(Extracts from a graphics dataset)
--
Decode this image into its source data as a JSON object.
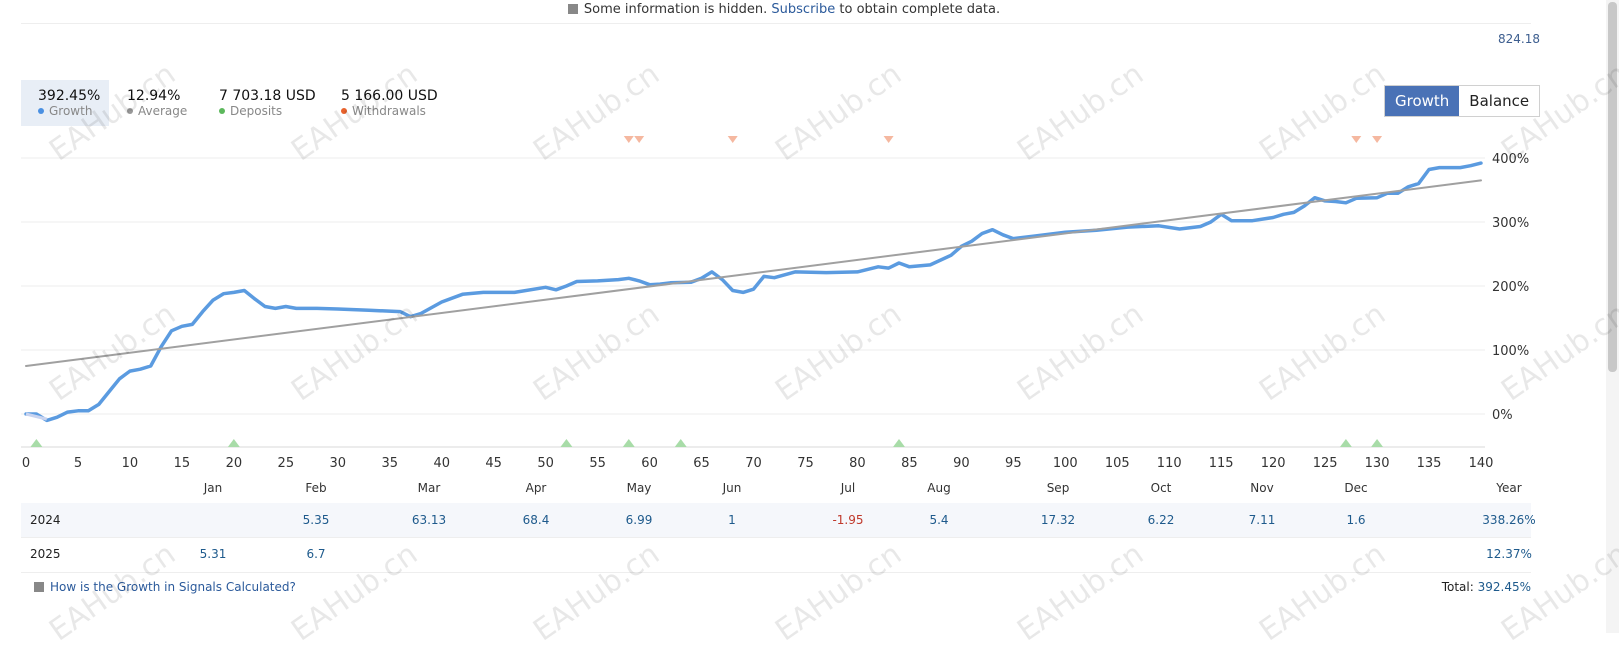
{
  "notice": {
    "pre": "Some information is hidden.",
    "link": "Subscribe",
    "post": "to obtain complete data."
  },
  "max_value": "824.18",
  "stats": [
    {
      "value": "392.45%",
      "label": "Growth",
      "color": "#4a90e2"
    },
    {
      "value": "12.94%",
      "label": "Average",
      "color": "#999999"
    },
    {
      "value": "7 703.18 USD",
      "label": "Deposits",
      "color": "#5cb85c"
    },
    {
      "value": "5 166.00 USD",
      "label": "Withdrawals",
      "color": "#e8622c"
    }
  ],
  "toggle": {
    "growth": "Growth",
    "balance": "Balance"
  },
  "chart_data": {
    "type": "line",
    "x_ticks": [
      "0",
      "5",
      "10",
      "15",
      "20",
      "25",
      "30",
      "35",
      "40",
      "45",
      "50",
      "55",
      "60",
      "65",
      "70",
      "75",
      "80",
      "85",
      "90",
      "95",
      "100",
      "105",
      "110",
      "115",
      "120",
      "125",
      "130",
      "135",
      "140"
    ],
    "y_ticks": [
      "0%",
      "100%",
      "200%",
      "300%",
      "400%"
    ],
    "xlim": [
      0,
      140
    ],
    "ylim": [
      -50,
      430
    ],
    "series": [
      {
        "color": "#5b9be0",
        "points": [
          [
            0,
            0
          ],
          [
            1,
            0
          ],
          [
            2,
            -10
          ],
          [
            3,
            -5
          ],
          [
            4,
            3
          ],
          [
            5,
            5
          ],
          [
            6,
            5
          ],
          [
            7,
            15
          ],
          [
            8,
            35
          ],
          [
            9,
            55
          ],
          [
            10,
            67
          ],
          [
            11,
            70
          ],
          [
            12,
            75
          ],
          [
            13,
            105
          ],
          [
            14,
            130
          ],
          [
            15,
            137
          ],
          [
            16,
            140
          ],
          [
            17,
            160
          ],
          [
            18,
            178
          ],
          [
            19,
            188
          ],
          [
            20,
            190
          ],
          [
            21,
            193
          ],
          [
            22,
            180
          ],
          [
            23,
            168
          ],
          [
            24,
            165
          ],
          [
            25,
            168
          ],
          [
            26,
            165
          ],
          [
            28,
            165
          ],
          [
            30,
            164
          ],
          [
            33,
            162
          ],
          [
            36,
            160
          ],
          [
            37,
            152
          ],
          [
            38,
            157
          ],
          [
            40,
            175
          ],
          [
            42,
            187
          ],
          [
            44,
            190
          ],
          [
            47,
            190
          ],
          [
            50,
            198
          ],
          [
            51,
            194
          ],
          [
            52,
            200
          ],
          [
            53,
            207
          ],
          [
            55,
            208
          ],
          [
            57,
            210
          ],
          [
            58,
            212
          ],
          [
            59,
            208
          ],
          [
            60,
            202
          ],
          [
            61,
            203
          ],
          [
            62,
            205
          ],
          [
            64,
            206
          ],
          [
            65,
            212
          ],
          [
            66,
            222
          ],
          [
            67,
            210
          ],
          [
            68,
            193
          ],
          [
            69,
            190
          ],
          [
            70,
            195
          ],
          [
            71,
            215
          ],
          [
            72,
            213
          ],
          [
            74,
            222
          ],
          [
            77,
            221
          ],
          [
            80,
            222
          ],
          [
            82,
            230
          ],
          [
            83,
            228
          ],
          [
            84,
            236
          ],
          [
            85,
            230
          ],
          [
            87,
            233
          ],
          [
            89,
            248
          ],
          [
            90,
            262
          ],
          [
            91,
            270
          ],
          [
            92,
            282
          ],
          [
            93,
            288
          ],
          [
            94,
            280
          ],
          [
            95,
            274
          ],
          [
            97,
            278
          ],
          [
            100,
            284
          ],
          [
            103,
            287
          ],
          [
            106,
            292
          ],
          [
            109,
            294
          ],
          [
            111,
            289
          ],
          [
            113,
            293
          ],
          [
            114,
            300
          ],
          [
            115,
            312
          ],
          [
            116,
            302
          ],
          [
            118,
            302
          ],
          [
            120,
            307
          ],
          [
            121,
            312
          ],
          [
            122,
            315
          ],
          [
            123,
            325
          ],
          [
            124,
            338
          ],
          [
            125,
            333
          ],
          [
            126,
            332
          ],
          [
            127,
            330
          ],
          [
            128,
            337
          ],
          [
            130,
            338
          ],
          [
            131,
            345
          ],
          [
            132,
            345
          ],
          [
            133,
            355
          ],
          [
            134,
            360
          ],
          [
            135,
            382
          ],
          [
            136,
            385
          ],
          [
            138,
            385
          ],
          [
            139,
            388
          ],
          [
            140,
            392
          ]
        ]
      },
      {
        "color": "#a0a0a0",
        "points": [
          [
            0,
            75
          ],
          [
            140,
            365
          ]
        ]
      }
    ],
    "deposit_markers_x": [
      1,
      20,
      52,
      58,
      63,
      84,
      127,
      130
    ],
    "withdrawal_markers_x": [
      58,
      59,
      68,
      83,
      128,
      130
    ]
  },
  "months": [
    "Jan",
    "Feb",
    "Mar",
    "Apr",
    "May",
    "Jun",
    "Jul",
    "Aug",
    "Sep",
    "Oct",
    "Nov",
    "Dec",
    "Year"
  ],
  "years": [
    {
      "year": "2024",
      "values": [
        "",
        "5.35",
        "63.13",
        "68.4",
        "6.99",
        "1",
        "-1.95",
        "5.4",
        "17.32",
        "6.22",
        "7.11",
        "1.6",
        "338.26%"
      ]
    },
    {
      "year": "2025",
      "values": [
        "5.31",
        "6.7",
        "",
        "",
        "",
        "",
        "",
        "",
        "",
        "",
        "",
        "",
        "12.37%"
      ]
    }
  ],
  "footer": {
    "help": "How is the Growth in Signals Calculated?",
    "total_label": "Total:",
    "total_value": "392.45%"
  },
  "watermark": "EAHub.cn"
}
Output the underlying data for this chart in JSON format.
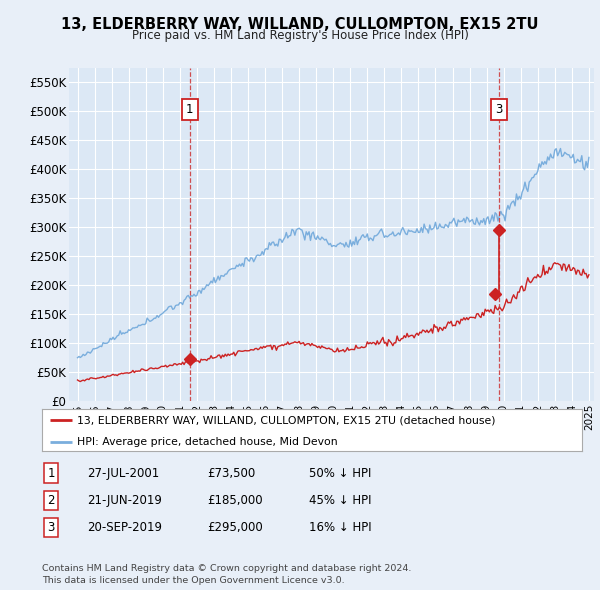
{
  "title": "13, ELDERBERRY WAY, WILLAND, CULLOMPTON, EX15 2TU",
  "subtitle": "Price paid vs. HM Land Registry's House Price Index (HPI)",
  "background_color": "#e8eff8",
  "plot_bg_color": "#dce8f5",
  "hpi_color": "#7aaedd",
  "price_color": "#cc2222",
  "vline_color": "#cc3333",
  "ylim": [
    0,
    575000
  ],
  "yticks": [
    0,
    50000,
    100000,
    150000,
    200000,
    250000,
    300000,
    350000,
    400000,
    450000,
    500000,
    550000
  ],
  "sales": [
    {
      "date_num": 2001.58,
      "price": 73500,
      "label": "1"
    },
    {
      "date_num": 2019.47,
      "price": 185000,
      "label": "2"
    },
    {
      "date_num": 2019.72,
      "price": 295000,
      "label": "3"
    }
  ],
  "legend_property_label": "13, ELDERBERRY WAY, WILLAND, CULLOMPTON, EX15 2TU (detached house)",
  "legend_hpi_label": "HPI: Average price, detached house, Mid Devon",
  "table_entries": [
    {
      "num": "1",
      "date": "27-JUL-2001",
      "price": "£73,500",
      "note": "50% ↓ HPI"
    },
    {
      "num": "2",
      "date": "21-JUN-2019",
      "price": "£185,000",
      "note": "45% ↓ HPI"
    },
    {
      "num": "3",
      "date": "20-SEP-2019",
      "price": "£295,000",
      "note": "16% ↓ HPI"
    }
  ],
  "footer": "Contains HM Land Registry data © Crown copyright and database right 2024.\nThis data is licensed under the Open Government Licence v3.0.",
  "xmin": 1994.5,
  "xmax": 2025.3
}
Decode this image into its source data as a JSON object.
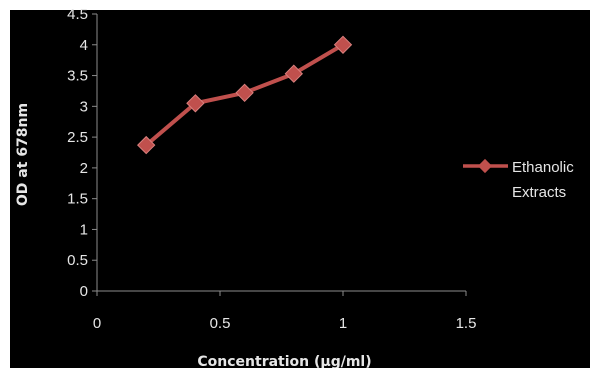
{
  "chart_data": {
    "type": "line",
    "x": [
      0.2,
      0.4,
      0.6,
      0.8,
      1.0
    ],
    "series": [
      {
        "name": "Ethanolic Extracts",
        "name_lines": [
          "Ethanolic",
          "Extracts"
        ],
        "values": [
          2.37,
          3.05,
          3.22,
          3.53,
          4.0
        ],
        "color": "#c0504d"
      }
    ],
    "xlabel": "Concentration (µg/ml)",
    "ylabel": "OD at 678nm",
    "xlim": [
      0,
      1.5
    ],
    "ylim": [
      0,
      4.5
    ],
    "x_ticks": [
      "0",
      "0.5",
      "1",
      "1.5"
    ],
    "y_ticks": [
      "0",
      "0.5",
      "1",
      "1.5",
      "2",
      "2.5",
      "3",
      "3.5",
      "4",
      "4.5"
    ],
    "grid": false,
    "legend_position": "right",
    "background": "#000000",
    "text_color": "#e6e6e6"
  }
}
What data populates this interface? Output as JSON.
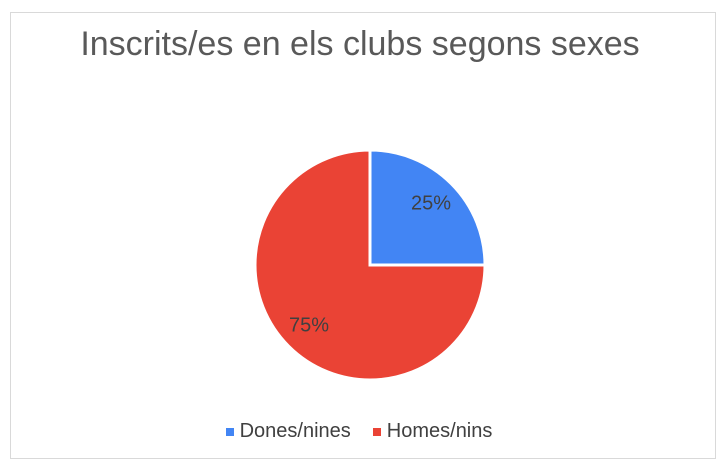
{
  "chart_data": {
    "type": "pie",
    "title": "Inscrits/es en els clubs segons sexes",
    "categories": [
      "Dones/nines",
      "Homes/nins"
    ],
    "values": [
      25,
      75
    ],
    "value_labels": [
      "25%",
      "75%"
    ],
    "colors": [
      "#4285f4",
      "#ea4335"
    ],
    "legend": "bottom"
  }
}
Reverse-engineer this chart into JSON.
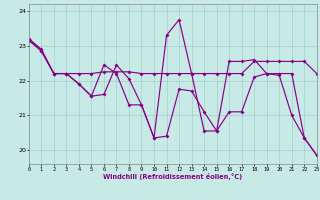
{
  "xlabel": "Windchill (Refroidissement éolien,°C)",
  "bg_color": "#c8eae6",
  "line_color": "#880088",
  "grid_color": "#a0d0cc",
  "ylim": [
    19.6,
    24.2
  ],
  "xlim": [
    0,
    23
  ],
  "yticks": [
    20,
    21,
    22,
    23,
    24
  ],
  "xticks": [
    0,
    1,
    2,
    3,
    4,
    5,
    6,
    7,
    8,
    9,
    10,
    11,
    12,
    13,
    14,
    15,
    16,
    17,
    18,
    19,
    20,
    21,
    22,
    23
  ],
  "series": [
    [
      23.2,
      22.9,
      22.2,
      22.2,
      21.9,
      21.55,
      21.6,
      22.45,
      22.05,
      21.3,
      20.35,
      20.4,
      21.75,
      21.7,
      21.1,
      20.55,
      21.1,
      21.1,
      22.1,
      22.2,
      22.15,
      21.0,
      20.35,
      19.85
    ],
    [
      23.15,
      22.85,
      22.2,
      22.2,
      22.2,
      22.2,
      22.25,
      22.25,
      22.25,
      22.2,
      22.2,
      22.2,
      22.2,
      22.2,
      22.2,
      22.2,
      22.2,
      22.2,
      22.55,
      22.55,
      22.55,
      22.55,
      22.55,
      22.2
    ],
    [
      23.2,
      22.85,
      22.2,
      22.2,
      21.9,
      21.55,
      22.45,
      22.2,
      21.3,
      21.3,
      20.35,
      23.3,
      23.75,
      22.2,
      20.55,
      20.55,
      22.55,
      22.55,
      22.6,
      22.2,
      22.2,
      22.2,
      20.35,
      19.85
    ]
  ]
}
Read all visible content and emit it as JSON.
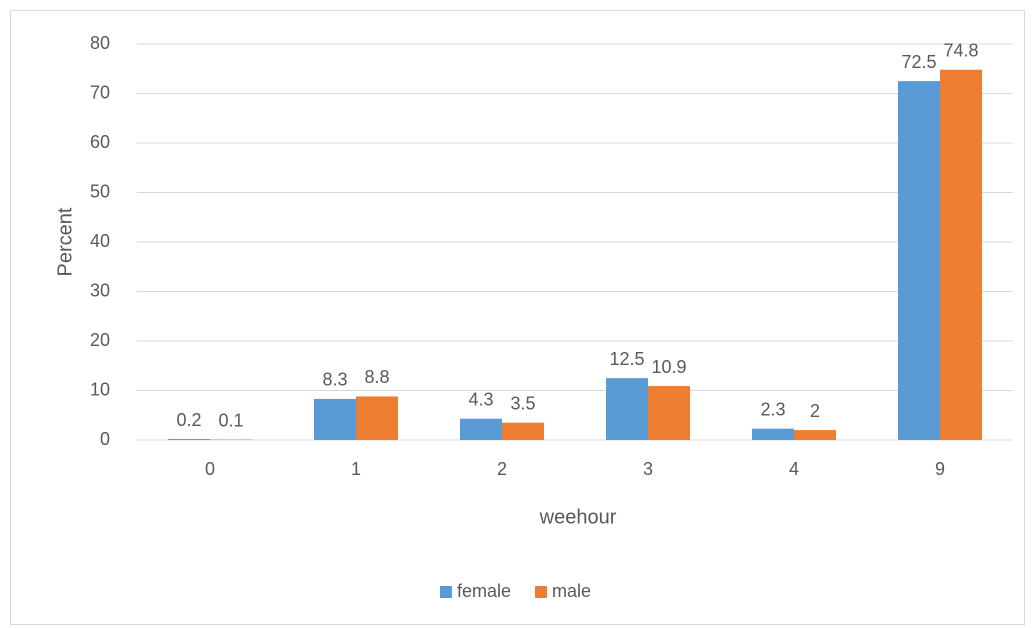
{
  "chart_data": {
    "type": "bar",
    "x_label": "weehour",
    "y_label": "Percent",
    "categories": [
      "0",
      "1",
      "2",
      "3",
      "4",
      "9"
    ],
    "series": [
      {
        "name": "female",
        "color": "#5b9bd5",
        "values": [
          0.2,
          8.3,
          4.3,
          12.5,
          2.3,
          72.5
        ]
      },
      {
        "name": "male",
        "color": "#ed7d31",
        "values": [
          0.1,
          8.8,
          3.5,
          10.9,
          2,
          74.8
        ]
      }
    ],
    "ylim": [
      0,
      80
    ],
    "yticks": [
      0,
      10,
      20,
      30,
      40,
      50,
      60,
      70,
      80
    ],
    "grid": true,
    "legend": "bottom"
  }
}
--
# [What is asked]
Copy all the lines above that hold the string "Average".

# [Written response]
      "label": "Average",
  "legend_hpi_label": "HPI: Average price, detached house, Mid Devon",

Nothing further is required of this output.